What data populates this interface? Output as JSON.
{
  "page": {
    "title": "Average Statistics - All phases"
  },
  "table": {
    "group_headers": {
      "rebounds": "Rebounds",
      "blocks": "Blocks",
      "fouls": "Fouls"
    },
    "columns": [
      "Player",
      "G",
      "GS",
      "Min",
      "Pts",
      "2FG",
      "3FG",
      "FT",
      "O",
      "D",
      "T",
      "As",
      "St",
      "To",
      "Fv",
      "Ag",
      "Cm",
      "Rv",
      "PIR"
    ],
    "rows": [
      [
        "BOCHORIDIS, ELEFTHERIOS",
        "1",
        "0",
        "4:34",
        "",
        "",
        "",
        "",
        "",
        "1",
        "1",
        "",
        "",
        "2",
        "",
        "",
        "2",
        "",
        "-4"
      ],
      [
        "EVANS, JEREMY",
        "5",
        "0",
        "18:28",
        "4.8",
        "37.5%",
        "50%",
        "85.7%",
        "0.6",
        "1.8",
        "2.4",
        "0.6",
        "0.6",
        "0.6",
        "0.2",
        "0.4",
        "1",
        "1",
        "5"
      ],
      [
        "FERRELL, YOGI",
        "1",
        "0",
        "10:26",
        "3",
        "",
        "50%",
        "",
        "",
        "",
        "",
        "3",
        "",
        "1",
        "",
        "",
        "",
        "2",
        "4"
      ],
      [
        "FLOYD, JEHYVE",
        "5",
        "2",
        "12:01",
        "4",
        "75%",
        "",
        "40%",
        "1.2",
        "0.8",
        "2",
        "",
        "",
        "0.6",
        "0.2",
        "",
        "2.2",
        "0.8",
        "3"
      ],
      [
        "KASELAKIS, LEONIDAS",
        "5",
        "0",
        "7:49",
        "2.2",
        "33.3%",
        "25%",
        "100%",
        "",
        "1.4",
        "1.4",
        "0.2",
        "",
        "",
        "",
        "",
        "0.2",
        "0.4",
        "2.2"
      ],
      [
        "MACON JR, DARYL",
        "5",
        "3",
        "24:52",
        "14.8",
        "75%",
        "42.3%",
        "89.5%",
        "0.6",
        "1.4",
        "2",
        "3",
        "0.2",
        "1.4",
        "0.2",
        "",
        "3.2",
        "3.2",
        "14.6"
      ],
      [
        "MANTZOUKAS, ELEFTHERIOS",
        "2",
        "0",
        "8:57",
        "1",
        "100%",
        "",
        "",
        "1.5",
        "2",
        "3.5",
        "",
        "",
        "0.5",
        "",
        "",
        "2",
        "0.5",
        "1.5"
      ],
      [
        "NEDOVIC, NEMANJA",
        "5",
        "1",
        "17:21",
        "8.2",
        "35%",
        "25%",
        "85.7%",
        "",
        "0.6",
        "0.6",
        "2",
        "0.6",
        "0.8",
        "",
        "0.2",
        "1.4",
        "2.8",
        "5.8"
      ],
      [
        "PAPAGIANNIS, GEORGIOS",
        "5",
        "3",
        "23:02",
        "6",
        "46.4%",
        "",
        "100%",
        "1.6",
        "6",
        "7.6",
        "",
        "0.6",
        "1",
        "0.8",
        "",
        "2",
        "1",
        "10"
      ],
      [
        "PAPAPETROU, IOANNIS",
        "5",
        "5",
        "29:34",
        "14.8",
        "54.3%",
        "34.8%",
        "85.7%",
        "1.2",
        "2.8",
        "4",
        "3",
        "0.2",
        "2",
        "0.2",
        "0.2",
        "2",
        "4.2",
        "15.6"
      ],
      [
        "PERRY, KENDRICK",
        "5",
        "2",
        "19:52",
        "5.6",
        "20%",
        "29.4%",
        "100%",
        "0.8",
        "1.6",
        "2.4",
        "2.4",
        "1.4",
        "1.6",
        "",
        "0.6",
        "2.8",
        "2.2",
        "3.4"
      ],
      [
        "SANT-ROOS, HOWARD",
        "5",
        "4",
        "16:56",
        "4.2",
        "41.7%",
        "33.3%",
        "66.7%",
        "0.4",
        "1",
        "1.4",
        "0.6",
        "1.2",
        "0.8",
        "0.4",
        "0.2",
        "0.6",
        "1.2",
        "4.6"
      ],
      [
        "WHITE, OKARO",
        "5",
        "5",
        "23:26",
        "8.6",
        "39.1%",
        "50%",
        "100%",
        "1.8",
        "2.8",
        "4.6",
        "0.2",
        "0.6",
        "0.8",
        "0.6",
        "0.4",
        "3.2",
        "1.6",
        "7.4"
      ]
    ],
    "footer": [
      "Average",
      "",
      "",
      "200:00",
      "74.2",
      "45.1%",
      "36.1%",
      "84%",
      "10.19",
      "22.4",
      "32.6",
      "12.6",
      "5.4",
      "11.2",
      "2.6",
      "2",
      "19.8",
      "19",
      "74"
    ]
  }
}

* [The problem] Return all of the data word for word.

* [Exercise result]
What data populates this interface? Output as JSON.
{
  "page": {
    "title": "Average Statistics - All phases"
  },
  "table": {
    "group_headers": {
      "rebounds": "Rebounds",
      "blocks": "Blocks",
      "fouls": "Fouls"
    },
    "columns": [
      "Player",
      "G",
      "GS",
      "Min",
      "Pts",
      "2FG",
      "3FG",
      "FT",
      "O",
      "D",
      "T",
      "As",
      "St",
      "To",
      "Fv",
      "Ag",
      "Cm",
      "Rv",
      "PIR"
    ],
    "rows": [
      [
        "BOCHORIDIS, ELEFTHERIOS",
        "1",
        "0",
        "4:34",
        "",
        "",
        "",
        "",
        "",
        "1",
        "1",
        "",
        "",
        "2",
        "",
        "",
        "2",
        "",
        "-4"
      ],
      [
        "EVANS, JEREMY",
        "5",
        "0",
        "18:28",
        "4.8",
        "37.5%",
        "50%",
        "85.7%",
        "0.6",
        "1.8",
        "2.4",
        "0.6",
        "0.6",
        "0.6",
        "0.2",
        "0.4",
        "1",
        "1",
        "5"
      ],
      [
        "FERRELL, YOGI",
        "1",
        "0",
        "10:26",
        "3",
        "",
        "50%",
        "",
        "",
        "",
        "",
        "3",
        "",
        "1",
        "",
        "",
        "",
        "2",
        "4"
      ],
      [
        "FLOYD, JEHYVE",
        "5",
        "2",
        "12:01",
        "4",
        "75%",
        "",
        "40%",
        "1.2",
        "0.8",
        "2",
        "",
        "",
        "0.6",
        "0.2",
        "",
        "2.2",
        "0.8",
        "3"
      ],
      [
        "KASELAKIS, LEONIDAS",
        "5",
        "0",
        "7:49",
        "2.2",
        "33.3%",
        "25%",
        "100%",
        "",
        "1.4",
        "1.4",
        "0.2",
        "",
        "",
        "",
        "",
        "0.2",
        "0.4",
        "2.2"
      ],
      [
        "MACON JR, DARYL",
        "5",
        "3",
        "24:52",
        "14.8",
        "75%",
        "42.3%",
        "89.5%",
        "0.6",
        "1.4",
        "2",
        "3",
        "0.2",
        "1.4",
        "0.2",
        "",
        "3.2",
        "3.2",
        "14.6"
      ],
      [
        "MANTZOUKAS, ELEFTHERIOS",
        "2",
        "0",
        "8:57",
        "1",
        "100%",
        "",
        "",
        "1.5",
        "2",
        "3.5",
        "",
        "",
        "0.5",
        "",
        "",
        "2",
        "0.5",
        "1.5"
      ],
      [
        "NEDOVIC, NEMANJA",
        "5",
        "1",
        "17:21",
        "8.2",
        "35%",
        "25%",
        "85.7%",
        "",
        "0.6",
        "0.6",
        "2",
        "0.6",
        "0.8",
        "",
        "0.2",
        "1.4",
        "2.8",
        "5.8"
      ],
      [
        "PAPAGIANNIS, GEORGIOS",
        "5",
        "3",
        "23:02",
        "6",
        "46.4%",
        "",
        "100%",
        "1.6",
        "6",
        "7.6",
        "",
        "0.6",
        "1",
        "0.8",
        "",
        "2",
        "1",
        "10"
      ],
      [
        "PAPAPETROU, IOANNIS",
        "5",
        "5",
        "29:34",
        "14.8",
        "54.3%",
        "34.8%",
        "85.7%",
        "1.2",
        "2.8",
        "4",
        "3",
        "0.2",
        "2",
        "0.2",
        "0.2",
        "2",
        "4.2",
        "15.6"
      ],
      [
        "PERRY, KENDRICK",
        "5",
        "2",
        "19:52",
        "5.6",
        "20%",
        "29.4%",
        "100%",
        "0.8",
        "1.6",
        "2.4",
        "2.4",
        "1.4",
        "1.6",
        "",
        "0.6",
        "2.8",
        "2.2",
        "3.4"
      ],
      [
        "SANT-ROOS, HOWARD",
        "5",
        "4",
        "16:56",
        "4.2",
        "41.7%",
        "33.3%",
        "66.7%",
        "0.4",
        "1",
        "1.4",
        "0.6",
        "1.2",
        "0.8",
        "0.4",
        "0.2",
        "0.6",
        "1.2",
        "4.6"
      ],
      [
        "WHITE, OKARO",
        "5",
        "5",
        "23:26",
        "8.6",
        "39.1%",
        "50%",
        "100%",
        "1.8",
        "2.8",
        "4.6",
        "0.2",
        "0.6",
        "0.8",
        "0.6",
        "0.4",
        "3.2",
        "1.6",
        "7.4"
      ]
    ],
    "footer": [
      "Average",
      "",
      "",
      "200:00",
      "74.2",
      "45.1%",
      "36.1%",
      "84%",
      "10.19",
      "22.4",
      "32.6",
      "12.6",
      "5.4",
      "11.2",
      "2.6",
      "2",
      "19.8",
      "19",
      "74"
    ]
  }
}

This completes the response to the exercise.